→ Records from a data source
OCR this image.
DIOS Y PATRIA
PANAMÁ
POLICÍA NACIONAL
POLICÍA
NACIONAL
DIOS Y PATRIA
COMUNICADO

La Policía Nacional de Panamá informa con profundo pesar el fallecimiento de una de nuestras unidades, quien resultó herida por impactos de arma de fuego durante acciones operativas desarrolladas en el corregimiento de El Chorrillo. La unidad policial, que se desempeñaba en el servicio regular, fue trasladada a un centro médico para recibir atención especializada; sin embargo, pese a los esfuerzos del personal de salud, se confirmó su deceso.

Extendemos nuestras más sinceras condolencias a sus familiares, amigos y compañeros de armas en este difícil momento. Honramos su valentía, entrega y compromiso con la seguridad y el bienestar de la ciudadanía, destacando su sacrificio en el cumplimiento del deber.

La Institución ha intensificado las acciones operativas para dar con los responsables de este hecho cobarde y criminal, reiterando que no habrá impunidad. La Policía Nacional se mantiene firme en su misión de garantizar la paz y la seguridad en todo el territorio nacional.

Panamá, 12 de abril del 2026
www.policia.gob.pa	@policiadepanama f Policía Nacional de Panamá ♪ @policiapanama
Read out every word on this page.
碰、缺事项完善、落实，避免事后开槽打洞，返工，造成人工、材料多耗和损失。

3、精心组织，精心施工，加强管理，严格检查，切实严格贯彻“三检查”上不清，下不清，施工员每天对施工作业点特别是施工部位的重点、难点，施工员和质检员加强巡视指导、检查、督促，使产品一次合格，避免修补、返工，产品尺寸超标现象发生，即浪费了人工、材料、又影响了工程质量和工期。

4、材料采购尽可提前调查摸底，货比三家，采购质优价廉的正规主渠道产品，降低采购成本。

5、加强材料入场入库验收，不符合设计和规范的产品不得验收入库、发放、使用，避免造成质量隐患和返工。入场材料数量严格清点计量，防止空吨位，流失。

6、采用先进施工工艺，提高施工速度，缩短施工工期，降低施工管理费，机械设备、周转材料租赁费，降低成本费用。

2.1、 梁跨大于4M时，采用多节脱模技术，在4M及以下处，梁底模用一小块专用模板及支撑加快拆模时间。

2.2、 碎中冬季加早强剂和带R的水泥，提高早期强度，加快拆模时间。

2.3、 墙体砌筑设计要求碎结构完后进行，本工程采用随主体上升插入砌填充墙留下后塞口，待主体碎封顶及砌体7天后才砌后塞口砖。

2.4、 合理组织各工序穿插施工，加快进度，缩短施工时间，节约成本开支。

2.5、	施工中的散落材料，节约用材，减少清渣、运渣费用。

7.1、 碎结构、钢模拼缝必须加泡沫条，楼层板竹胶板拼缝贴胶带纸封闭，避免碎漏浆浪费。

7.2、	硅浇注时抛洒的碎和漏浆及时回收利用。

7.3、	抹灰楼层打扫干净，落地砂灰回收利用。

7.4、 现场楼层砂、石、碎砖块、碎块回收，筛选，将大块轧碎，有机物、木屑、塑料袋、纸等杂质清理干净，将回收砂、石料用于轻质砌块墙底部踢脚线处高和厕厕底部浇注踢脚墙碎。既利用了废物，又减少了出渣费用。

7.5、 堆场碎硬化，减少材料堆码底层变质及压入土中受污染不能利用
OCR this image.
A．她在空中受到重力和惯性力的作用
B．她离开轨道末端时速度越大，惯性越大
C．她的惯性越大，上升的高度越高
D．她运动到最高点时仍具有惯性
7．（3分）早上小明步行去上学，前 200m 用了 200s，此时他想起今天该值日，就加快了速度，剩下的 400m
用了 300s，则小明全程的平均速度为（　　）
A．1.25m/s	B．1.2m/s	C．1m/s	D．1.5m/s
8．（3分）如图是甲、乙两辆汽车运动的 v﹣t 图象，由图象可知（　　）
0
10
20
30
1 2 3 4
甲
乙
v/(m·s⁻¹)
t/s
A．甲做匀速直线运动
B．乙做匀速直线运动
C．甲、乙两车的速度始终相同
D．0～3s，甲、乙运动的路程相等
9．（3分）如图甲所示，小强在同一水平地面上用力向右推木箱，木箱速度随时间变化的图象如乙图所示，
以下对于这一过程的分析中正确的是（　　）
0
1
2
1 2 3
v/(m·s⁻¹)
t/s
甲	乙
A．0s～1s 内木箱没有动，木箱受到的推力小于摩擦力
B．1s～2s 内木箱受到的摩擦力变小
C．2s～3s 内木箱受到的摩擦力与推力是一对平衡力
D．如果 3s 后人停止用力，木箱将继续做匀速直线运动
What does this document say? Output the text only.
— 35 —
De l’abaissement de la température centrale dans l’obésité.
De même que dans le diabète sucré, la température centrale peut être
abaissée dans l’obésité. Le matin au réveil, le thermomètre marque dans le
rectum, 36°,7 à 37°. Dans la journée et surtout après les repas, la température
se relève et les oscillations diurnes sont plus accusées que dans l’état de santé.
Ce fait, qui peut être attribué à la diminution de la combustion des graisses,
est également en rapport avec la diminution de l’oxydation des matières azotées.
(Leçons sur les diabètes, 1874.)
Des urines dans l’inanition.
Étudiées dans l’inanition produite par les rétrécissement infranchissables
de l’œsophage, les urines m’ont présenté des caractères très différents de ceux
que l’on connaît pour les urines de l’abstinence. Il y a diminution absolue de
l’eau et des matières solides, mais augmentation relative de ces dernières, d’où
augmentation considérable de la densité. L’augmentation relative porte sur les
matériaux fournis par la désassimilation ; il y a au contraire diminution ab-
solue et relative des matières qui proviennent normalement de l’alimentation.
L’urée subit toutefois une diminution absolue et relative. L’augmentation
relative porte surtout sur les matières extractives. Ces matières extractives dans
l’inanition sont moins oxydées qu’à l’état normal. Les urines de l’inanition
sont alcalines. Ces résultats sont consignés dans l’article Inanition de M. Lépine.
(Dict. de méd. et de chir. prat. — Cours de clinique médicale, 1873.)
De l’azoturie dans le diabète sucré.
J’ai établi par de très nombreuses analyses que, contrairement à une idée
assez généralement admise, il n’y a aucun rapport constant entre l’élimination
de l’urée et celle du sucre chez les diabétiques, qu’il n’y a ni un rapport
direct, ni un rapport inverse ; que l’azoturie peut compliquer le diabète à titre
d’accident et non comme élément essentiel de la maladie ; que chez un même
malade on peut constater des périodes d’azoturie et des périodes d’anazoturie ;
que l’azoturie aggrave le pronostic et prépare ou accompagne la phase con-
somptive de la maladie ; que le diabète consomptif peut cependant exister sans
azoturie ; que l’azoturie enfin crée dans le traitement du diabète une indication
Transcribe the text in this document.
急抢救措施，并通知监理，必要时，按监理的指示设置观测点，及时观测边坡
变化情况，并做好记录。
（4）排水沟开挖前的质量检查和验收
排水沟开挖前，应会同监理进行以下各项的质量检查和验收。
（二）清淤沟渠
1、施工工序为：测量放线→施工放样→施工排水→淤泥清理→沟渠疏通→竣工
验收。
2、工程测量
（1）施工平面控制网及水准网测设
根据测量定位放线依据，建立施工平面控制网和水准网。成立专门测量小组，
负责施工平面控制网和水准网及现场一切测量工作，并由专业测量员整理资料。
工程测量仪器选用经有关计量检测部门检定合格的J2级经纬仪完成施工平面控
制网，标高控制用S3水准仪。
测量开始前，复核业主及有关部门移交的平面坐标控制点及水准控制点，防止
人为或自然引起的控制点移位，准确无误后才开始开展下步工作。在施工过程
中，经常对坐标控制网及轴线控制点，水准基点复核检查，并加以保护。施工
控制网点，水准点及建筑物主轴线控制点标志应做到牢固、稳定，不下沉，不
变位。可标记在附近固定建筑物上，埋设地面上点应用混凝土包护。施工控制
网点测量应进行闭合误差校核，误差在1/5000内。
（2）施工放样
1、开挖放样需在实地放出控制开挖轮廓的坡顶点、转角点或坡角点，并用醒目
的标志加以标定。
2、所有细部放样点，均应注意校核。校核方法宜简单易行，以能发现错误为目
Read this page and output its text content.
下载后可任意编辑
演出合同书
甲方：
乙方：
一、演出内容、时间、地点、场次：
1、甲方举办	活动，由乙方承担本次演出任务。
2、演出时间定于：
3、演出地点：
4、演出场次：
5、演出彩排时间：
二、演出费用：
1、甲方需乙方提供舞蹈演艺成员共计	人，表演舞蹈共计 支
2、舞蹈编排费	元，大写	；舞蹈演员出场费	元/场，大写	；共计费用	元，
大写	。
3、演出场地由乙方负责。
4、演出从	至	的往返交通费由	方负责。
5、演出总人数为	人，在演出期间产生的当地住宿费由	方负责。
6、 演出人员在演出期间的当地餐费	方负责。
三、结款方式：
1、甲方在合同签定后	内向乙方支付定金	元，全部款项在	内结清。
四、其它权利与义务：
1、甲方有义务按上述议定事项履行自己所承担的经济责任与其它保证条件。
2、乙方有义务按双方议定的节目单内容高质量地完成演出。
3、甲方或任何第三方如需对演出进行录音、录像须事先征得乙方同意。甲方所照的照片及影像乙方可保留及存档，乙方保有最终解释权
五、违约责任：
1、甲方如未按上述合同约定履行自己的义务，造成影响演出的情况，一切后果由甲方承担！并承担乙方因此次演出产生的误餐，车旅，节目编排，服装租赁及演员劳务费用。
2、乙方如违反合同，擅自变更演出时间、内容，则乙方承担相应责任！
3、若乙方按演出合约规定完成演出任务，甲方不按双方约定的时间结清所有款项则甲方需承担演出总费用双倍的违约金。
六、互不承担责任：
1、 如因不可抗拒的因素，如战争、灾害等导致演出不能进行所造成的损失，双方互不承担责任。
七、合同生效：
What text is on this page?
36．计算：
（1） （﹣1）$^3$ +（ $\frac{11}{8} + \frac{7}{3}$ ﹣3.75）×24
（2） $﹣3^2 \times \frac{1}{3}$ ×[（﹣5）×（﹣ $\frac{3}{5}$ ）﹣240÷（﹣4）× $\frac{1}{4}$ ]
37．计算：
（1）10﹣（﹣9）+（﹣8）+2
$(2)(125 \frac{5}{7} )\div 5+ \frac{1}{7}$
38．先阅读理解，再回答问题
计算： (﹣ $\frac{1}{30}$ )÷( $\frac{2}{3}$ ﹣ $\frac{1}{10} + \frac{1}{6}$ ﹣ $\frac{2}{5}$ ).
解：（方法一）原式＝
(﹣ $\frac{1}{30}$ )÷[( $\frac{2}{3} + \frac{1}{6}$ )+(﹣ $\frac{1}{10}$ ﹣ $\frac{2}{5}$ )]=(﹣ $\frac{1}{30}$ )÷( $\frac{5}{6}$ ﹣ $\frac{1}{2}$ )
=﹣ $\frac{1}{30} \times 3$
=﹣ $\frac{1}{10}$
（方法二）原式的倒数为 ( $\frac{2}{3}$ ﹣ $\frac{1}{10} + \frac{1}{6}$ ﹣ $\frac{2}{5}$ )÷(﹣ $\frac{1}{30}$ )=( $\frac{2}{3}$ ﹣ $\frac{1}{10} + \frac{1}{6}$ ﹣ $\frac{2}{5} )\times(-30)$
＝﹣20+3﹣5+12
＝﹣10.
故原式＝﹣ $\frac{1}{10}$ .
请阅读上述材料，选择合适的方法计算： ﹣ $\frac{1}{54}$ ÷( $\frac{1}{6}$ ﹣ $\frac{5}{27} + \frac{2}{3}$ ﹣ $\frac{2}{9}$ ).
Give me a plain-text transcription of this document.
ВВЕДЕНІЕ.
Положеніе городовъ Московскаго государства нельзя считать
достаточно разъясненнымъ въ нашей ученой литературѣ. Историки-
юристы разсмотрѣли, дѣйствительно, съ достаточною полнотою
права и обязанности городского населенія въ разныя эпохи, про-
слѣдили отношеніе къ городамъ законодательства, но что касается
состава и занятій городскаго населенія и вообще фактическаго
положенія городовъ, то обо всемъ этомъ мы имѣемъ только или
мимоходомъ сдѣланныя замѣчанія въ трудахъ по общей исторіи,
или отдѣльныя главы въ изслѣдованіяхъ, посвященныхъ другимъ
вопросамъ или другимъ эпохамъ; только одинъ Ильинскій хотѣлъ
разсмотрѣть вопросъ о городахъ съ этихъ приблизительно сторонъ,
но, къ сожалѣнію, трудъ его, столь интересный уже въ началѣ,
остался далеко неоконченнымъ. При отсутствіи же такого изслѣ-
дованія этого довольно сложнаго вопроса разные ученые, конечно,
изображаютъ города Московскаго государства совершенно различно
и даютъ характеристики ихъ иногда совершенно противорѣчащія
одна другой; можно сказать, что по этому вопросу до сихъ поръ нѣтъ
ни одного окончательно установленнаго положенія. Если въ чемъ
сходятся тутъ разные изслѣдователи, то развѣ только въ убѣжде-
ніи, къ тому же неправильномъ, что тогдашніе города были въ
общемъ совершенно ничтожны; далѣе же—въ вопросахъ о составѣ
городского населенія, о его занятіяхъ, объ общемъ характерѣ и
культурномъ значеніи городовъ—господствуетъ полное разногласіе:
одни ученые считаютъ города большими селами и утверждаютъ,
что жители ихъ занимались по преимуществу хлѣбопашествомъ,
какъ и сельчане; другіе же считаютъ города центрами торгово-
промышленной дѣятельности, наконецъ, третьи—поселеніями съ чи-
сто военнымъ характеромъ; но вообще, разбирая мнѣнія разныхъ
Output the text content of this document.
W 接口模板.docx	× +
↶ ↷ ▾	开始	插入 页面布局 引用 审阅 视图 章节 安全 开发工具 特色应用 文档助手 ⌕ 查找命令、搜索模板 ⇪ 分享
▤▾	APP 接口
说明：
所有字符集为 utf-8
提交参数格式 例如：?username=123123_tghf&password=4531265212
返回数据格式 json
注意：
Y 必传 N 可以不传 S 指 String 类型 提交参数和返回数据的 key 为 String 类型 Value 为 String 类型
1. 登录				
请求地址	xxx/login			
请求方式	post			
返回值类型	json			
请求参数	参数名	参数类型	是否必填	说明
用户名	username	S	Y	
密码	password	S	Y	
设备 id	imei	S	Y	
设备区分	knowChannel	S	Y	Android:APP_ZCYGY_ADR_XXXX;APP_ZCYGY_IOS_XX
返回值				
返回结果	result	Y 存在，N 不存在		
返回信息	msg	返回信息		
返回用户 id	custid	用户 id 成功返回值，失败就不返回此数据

→ TASK INSTRUCTIONS
Report only how many lines in the records contain the word "населенія".

→ WRITTEN ANSWER
3